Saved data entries
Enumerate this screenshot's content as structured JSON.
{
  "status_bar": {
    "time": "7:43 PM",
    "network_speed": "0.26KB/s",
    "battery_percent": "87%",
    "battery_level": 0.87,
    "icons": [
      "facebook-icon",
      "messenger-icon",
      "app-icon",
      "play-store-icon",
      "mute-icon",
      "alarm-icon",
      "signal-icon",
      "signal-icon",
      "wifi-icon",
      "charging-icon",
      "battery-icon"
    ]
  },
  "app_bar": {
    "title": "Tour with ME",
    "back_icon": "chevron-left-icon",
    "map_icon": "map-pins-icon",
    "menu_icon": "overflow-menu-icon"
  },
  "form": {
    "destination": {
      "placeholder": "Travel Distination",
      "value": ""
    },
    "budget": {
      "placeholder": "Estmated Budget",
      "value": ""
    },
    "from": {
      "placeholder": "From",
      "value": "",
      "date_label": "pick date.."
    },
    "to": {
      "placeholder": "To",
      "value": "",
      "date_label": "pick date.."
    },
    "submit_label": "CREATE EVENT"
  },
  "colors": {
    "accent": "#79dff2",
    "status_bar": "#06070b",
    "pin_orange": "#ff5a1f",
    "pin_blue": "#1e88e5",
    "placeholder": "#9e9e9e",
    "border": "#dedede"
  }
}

■ Direction:
Give the number of lines in the listing above that contain "placeholder", and nothing else.

■ Result of the task:
5